EXCERPTED RECORDS:
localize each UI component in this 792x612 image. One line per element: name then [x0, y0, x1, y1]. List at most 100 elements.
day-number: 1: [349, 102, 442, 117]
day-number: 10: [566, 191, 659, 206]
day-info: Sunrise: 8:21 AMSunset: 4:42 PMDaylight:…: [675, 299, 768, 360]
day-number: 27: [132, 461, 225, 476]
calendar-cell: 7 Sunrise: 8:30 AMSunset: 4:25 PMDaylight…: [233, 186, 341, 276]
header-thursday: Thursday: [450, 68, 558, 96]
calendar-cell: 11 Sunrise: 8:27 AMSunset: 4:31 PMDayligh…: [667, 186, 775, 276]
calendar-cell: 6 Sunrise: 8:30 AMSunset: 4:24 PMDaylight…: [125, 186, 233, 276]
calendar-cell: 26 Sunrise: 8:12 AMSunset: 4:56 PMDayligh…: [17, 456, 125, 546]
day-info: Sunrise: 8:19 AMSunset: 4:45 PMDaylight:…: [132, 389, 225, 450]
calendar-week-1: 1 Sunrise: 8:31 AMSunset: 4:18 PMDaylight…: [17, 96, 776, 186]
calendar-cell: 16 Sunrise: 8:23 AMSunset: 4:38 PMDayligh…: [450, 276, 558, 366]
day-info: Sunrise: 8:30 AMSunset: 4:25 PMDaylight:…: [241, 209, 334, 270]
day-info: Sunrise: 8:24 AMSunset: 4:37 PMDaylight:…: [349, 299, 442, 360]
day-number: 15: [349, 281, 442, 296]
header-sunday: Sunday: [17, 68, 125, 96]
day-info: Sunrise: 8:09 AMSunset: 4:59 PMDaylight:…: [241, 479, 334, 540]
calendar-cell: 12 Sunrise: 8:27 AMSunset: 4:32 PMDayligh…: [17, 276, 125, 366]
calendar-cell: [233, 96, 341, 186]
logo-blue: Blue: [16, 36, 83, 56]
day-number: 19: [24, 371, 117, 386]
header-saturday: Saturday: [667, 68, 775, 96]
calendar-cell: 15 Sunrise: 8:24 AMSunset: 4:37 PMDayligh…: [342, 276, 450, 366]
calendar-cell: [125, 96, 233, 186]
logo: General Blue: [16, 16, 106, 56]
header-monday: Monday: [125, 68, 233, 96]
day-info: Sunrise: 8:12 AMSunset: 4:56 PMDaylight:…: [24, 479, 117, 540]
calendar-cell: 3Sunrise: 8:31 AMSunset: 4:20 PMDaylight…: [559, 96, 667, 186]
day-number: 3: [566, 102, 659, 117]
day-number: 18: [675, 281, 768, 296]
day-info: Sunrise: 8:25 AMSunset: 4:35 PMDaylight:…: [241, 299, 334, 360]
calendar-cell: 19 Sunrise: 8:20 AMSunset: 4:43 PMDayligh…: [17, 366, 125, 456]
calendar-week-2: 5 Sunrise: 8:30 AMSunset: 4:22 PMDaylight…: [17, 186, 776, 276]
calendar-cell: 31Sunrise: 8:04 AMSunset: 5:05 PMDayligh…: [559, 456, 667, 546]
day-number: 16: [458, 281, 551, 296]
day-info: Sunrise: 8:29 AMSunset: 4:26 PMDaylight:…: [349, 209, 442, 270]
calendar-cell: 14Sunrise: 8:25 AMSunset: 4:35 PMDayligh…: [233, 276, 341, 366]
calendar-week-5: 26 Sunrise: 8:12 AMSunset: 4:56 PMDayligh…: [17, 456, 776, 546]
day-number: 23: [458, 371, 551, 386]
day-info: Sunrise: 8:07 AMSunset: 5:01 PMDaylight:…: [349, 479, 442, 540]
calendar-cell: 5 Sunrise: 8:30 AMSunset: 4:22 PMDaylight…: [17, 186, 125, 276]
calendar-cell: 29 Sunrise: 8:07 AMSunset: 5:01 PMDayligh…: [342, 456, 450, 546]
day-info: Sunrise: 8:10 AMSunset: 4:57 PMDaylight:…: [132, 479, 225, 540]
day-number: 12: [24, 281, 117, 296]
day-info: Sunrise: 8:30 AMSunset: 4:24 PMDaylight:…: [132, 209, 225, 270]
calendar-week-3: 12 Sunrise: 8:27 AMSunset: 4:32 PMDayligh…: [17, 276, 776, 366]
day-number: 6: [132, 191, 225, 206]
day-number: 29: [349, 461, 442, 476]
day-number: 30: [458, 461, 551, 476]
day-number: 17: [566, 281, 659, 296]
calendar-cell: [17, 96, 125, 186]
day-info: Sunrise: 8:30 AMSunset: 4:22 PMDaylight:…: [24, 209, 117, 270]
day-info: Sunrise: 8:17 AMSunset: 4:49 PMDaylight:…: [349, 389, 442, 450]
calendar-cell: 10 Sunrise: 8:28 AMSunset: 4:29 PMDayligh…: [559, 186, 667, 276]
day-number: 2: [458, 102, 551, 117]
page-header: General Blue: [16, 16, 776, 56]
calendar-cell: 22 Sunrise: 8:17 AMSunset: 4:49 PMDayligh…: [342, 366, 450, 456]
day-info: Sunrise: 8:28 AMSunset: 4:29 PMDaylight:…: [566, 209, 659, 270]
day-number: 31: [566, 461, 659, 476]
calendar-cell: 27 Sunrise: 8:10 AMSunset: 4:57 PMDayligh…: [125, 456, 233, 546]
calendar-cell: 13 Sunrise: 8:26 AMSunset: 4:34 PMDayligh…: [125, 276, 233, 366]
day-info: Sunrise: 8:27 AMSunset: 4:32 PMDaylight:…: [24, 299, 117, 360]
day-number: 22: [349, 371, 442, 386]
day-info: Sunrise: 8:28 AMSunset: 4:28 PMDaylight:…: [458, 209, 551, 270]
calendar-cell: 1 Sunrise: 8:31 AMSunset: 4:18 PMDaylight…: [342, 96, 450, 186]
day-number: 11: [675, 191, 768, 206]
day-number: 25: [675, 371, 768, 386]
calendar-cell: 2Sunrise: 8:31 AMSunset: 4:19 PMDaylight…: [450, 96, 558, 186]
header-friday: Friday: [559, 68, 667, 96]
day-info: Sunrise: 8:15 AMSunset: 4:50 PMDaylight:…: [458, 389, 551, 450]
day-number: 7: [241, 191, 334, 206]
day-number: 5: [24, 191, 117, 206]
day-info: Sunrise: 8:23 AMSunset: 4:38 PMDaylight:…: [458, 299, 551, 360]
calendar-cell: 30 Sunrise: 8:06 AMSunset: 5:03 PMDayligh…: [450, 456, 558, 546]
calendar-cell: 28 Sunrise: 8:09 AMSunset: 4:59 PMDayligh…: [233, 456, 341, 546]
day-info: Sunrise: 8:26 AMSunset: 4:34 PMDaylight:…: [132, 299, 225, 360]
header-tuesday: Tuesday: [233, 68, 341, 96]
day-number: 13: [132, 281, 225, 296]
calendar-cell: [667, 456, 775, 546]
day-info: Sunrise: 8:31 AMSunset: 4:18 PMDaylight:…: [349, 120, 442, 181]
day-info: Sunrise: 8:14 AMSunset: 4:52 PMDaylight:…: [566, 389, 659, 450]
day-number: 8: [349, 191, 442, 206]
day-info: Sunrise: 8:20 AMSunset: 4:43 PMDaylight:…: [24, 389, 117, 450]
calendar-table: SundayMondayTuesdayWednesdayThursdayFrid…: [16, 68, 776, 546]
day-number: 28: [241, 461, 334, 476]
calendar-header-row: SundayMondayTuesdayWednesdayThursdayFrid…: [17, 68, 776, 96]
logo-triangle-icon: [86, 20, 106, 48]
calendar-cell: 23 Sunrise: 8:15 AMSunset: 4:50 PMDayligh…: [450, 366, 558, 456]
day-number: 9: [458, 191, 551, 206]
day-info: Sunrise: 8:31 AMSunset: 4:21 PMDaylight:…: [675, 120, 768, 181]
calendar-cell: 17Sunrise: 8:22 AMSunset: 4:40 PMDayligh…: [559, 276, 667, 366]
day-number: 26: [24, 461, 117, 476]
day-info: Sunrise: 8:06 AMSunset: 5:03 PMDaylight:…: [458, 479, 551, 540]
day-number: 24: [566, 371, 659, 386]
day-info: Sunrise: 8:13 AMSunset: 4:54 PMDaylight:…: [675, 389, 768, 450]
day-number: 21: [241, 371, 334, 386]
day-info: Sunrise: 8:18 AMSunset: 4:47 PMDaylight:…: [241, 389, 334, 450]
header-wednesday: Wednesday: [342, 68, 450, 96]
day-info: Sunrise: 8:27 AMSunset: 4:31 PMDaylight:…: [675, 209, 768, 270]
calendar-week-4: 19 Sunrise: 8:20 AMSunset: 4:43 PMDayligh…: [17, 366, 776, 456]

DIRECTIONS: Rewrite the data as a JSON list of strings, one per line, from the start of the data through the line containing "day-number: 3: [566, 102, 659, 117]", both ends included. Leave out blank lines.

ANSWER FOR THIS EXERCISE:
[
  "localize each UI component in this 792x612 image. One line per element: name then [x0, y0, x1, y1]. List at most 100 elements.",
  "day-number: 1: [349, 102, 442, 117]",
  "day-number: 10: [566, 191, 659, 206]",
  "day-info: Sunrise: 8:21 AMSunset: 4:42 PMDaylight:…: [675, 299, 768, 360]",
  "day-number: 27: [132, 461, 225, 476]",
  "calendar-cell: 7 Sunrise: 8:30 AMSunset: 4:25 PMDaylight…: [233, 186, 341, 276]",
  "header-thursday: Thursday: [450, 68, 558, 96]",
  "calendar-cell: 11 Sunrise: 8:27 AMSunset: 4:31 PMDayligh…: [667, 186, 775, 276]",
  "calendar-cell: 6 Sunrise: 8:30 AMSunset: 4:24 PMDaylight…: [125, 186, 233, 276]",
  "calendar-cell: 26 Sunrise: 8:12 AMSunset: 4:56 PMDayligh…: [17, 456, 125, 546]",
  "day-info: Sunrise: 8:19 AMSunset: 4:45 PMDaylight:…: [132, 389, 225, 450]",
  "calendar-week-1: 1 Sunrise: 8:31 AMSunset: 4:18 PMDaylight…: [17, 96, 776, 186]",
  "calendar-cell: 16 Sunrise: 8:23 AMSunset: 4:38 PMDayligh…: [450, 276, 558, 366]",
  "day-info: Sunrise: 8:30 AMSunset: 4:25 PMDaylight:…: [241, 209, 334, 270]",
  "day-info: Sunrise: 8:24 AMSunset: 4:37 PMDaylight:…: [349, 299, 442, 360]",
  "day-number: 15: [349, 281, 442, 296]",
  "header-sunday: Sunday: [17, 68, 125, 96]",
  "day-info: Sunrise: 8:09 AMSunset: 4:59 PMDaylight:…: [241, 479, 334, 540]",
  "calendar-cell: 12 Sunrise: 8:27 AMSunset: 4:32 PMDayligh…: [17, 276, 125, 366]",
  "calendar-cell: [233, 96, 341, 186]",
  "logo-blue: Blue: [16, 36, 83, 56]",
  "day-number: 19: [24, 371, 117, 386]",
  "header-saturday: Saturday: [667, 68, 775, 96]",
  "calendar-cell: 15 Sunrise: 8:24 AMSunset: 4:37 PMDayligh…: [342, 276, 450, 366]",
  "calendar-cell: [125, 96, 233, 186]",
  "logo: General Blue: [16, 16, 106, 56]",
  "header-monday: Monday: [125, 68, 233, 96]",
  "day-info: Sunrise: 8:12 AMSunset: 4:56 PMDaylight:…: [24, 479, 117, 540]",
  "calendar-cell: 3Sunrise: 8:31 AMSunset: 4:20 PMDaylight…: [559, 96, 667, 186]",
  "day-number: 3: [566, 102, 659, 117]"
]